Kolejnym miejscem zastosowania wody z kosmosu są holowniki kosmiczne (space tug), zwane też pojazdami transferu orbitalnego. Projekty tych holowników były opracowywane, kiedy dopiero rysowała się wizja pojazdów kosmicznych wielokrotnego wykorzystania. Holownik taki składałby się głównie ze zbiornika, układu sterowania i silnika. Jego zadaniem byłoby przemieszczanie obiektów kosmicznych między orbitami, wyprowadzanie ich na trajektorie międzyplanetarne czy usuwanie na orbity cmentarne lub doprowadzenie do spalenia się obiektu w atmosferze. Posiadanie takich zdolności zmniejsza potrzeby energetyczne misji badawczych, komercyjnych czy nawet wojskowych. Posiadając holowniki zasilane silnikami chemicznymi, dany podmiot państwowy jest w stanie zaspokajać potrzeby rynku opartego na urządzeniach umieszczonych na orbitach lub ciałach niebieskich, a także prowadzić szeroko zakrojone operacje usuwania bądź nawet odzyskiwania uszkodzonych lub nieaktywnych satelitów.

 

Jednak nie należy zapominać o klasycznej zasadzie Larry’ego Nivena, autora książek z dziedziny fantastyki naukowej, doradcy prezydenta Ronalda Reagana. Zasada ta brzmi: twój napęd jest także twoją podstawową bronią. Podwójne wykorzystanie systemów kosmicznych nie jest niczym szczególnie nowym w astronautyce, gdyż u zarania wyścigu kosmicznego zdolności rakiet balistycznych stosowanych w misjach kosmicznych przekładały się bezpośrednio na wykorzystanie ich do przenoszenia ładunków bojowych.

 

Po udanej misji Leonowa Chruszczow przypominał Kennedy’emu, że Związek Radziecki jest w stanie umieścić nie tylko człowieka na orbicie. Była to dość jednoznaczna sugestia. Sam program Apollo posiadał elementy wcześniej rozważane na potrzeby militarnego programu Horizon. Celem programu było umieszczenie na powierzchni Księżyca amerykańskiej bazy rakietowej, zdolnej do kontrolowania orbity okołoziemskiej, zgodnie z założeniami tzw. teorii panamskiej, opracowanej przez Dandridge’a Cole’a. Jednak w samej przestrzeni kosmicznej, biorąc pod uwagę systemy telekomunikacyjne, obserwacyjne oraz nawigacyjne, mające ogromne znaczenie gospodarcze i militarne, zdolności, jakie daje taki holownik kosmiczny, pozwalają nam nie tylko usprawnić te sektory, ale także zaburzać tożsame zasoby strategiczne u przeciwnika.
........
• **Polecenia**
1. Odpowiedz na pytania do tekstu o holownikach kosmicznych:
(a) Z jakich głównych elementów składałby się holownik kosmiczny?
(b) Jak brzmi zasada Larry’ego Nivena?
(c) Jaki był cel programu Horizon?
2. Kontynuuj tekst o holownikach kosmicznych, zaczynając zaraz po jego ostatnim zdaniu.

• **Zapisane wpisy danych**
........
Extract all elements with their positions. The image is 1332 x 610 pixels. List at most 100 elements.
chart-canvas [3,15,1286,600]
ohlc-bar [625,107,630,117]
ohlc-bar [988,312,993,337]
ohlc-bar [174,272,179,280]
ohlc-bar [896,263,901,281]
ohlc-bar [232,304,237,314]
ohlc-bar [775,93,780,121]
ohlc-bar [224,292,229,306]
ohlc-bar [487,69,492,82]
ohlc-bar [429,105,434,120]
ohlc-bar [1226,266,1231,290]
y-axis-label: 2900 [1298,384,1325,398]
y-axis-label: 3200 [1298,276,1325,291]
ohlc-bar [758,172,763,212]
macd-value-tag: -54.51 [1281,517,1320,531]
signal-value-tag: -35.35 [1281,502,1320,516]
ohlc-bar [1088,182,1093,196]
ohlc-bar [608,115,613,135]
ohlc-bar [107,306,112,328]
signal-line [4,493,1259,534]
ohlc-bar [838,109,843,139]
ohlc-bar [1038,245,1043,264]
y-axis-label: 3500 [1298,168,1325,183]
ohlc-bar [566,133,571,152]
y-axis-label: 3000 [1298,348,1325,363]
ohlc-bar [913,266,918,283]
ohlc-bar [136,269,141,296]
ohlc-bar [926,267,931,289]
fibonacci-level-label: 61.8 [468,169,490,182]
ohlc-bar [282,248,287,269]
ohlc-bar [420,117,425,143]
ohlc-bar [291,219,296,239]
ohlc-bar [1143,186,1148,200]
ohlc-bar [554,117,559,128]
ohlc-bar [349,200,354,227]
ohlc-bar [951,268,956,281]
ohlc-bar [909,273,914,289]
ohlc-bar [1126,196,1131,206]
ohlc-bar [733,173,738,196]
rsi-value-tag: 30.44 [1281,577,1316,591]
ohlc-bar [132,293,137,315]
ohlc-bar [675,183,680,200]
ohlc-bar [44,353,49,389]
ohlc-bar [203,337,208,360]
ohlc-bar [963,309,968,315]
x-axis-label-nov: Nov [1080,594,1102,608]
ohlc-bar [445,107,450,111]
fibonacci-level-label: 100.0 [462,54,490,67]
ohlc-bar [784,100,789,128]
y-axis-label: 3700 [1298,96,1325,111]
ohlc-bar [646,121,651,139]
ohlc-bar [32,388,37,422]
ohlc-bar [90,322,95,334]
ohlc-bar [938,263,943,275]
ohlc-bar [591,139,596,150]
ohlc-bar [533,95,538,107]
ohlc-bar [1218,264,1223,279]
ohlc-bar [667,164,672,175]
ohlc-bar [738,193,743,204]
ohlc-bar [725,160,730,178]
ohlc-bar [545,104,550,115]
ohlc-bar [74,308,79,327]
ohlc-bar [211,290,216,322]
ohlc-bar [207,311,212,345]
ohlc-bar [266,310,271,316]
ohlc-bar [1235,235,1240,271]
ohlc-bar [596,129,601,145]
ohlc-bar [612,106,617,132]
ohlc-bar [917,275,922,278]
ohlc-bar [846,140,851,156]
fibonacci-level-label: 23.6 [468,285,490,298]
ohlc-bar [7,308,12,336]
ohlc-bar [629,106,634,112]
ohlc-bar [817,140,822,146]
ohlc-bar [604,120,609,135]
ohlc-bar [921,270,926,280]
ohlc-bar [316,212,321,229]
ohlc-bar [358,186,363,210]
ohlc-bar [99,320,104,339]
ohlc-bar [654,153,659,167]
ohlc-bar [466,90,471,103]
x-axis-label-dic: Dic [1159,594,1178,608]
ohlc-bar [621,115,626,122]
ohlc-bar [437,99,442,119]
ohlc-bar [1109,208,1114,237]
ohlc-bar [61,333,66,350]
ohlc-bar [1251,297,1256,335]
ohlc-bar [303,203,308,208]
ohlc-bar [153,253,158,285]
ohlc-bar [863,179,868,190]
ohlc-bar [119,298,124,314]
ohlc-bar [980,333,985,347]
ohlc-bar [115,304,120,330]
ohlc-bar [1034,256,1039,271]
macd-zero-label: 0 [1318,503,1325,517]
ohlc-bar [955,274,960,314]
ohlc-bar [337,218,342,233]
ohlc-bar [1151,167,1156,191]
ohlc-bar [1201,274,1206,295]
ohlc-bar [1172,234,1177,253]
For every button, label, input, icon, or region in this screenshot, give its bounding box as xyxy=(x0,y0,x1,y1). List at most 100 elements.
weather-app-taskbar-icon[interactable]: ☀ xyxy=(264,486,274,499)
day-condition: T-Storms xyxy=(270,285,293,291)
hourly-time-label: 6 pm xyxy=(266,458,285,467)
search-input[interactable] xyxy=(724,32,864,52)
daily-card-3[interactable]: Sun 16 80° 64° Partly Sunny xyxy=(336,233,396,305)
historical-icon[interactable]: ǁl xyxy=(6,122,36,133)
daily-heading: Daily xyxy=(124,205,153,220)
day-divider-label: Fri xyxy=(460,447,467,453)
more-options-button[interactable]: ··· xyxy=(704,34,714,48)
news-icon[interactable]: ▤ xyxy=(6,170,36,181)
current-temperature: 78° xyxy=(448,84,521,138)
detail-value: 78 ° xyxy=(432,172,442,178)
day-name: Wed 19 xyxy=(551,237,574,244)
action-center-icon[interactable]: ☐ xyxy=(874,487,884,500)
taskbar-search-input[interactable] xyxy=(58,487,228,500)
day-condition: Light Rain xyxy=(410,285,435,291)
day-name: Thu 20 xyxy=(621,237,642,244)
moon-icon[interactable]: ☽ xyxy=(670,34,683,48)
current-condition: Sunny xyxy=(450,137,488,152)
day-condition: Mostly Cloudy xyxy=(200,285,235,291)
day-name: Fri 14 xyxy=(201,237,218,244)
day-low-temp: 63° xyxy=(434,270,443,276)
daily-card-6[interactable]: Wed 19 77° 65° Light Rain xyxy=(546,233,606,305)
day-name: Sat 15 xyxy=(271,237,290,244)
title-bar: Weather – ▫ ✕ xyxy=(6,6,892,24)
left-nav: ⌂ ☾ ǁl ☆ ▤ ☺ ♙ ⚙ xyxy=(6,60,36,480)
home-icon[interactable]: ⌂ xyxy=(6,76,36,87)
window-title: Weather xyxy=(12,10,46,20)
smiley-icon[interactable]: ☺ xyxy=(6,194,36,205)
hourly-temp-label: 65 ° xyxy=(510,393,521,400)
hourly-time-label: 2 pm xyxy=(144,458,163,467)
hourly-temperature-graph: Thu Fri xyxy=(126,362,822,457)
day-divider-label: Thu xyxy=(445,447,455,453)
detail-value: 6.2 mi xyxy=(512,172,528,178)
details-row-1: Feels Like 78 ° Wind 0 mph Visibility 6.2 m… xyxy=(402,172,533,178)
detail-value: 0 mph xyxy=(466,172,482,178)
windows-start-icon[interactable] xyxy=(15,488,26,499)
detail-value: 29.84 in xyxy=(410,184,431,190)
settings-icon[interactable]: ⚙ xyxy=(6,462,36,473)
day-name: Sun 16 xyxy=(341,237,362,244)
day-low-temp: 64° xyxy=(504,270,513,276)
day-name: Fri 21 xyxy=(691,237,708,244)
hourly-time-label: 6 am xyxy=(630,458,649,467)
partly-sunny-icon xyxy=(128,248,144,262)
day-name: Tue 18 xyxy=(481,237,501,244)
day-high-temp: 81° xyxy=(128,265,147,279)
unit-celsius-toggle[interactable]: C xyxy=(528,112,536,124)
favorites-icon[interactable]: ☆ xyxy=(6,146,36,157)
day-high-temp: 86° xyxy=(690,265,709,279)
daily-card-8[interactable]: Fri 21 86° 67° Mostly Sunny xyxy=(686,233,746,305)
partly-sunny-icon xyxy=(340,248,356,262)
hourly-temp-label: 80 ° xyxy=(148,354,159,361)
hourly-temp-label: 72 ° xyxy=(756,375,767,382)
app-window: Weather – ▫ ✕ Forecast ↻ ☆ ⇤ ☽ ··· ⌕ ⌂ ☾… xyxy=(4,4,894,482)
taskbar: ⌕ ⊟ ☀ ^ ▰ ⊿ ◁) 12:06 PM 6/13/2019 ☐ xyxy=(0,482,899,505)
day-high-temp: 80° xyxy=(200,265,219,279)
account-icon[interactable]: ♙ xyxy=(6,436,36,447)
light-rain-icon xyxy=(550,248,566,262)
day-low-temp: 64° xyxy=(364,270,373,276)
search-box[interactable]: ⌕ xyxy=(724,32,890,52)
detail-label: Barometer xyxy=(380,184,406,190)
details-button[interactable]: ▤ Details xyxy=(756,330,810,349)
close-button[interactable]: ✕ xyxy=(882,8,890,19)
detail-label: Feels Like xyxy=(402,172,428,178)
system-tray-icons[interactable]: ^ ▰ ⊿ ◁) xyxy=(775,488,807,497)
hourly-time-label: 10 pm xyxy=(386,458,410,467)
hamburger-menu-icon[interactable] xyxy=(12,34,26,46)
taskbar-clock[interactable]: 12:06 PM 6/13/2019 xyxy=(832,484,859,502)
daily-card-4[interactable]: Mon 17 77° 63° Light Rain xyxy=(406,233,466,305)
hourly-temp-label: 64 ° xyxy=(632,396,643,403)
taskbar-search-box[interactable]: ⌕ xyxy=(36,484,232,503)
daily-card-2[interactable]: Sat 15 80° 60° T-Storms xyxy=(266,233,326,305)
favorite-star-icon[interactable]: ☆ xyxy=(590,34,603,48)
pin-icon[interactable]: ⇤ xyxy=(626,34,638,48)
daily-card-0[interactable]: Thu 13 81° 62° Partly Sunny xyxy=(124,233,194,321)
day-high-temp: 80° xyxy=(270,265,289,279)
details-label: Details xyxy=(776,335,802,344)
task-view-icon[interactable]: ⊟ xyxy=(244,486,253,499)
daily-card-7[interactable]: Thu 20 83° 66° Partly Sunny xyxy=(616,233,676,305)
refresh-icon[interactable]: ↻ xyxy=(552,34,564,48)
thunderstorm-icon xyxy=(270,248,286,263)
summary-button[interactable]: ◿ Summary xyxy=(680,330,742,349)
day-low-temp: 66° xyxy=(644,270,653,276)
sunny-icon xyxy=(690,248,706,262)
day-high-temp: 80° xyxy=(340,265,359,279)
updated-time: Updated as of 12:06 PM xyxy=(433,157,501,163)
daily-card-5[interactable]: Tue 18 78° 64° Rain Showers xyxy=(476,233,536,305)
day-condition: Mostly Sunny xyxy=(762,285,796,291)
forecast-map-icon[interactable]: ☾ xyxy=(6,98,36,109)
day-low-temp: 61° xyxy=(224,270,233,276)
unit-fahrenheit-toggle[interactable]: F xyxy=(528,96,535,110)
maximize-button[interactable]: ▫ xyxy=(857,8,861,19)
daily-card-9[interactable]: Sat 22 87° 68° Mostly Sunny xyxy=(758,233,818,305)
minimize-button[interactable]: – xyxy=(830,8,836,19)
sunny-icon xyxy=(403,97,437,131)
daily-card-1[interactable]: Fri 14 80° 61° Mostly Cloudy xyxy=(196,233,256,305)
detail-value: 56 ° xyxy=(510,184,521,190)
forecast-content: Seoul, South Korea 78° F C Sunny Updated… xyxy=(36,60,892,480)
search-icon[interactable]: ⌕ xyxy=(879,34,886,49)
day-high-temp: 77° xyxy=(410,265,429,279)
........
• **Udzielone odpowiedzi**
1.
(a) Głównie ze zbiornika, układu sterowania i silnika.
(b) Twój napęd jest także twoją podstawową bronią.
(c) Umieszczenie na powierzchni Księżyca amerykańskiej bazy rakietowej zdolnej do kontrolowania orbity okołoziemskiej.

2.
Wracając do Nivena, każdy taki holownik jest de facto rakietą. Nie musi być użyty jako pocisk ASAT, pełniąc funkcję kinetycznego tarana. Zderzenie mogłoby zwiększyć ilość śmieci kosmicznych, a w wypadku ich niekontrolowanego nagromadzenia się efektem starcia jest przegrana wszystkich i globalne straty związane z koniecznością natychmiastowego zastąpienia urządzeń wyłączonych z użycia lub zniszczonych w wyniku narastających kolizji.

 

Wystarczy, by taki holownik wypełnił swoje zadanie skutecznie, po cichu wyłączając z użycia obiekt przeciwnika w taki sposób, aby utracił on kontrolę nad jego manewrami. Manewry takie są mniej zauważalne, jeśli wrogi „holowany” obiekt posiada wyłącznie zastosowanie militarne. W wypadku obiektów cywilnych o łączonym zastosowaniu takie działanie może być zauważone przez konsumentów, czego powinno się unikać. Nadmienić należy, że nie tylko ich zdolności przemieszczania i lekkość, ale nawet samo użycie dyszy w niebezpiecznej odległości od innego obiektu stanowić będzie formę broni.

 

Kolejnymi surowcami, które mogłyby być pozyskiwane z Księżyca i asteroid, są minerały. Minerały, szczególnie te należące do kategorii pierwiastków ziem rzadkich czy metale z grupy platynowej, są niezbędne we współczesnym przemyśle elektronicznym. Sprawność, wydajność układów, systemów zasilania, obliczeń, transmisji danych, odporność są zależne od projektu układu oraz zastosowanych w nim surowców.

 

W tym kontekście pojęcie astrogórnicwa najczęściej pojawiało się w futurologii, fantastyce oraz prawoznawstwie i polityce międzynarodowej. Nie będziemy się zagłębiać w projekty od czasów Ciołkowskiego, ale to właśnie nie woda, ale cenne złoża były powodem tarć na poziomie UNCOPUOS w latach 1970–1980, które to tarcia właściwie trwają do dziś. Zdolność do wydobycia i sprowadzenia cennych surowców na powierzchnię Ziemi przez państwo wyposażone w technologię kosmiczną stanowi dodatkową przewagę gospodarczą. Jak to określał Ben Bova, jeśli spojrzeć na politykę ziemską w realiach dwuwymiarowej planszy i gry o sumie zerowej wygląda to tak, jakby państwo nagle znalazło „dziurę w planszy”, z której jest w stanie wydobyć nadzwyczajne bogactwa, niedostępne dla państw, które same nie opracowały zdolności otworzenia takiej „dziury”. O ile wcześniej w historii ograniczenia geologiczno-geograficzne wymuszały podbój lub handel w celu pozyskania cennych złóż, o tyle przestrzeń kosmiczna stopniowo eliminuje taką zależność.

 

Państwo mające dostęp do „gwiezdnego morza” oraz odpowiednie technologie do badania ciał pod względem kompozycji złóż, wydobycia i transportu będzie posiadać znaczną przewagę gospodarczą nad pozostałymi państwami lub ich związkami, niemającymi takich zdolności.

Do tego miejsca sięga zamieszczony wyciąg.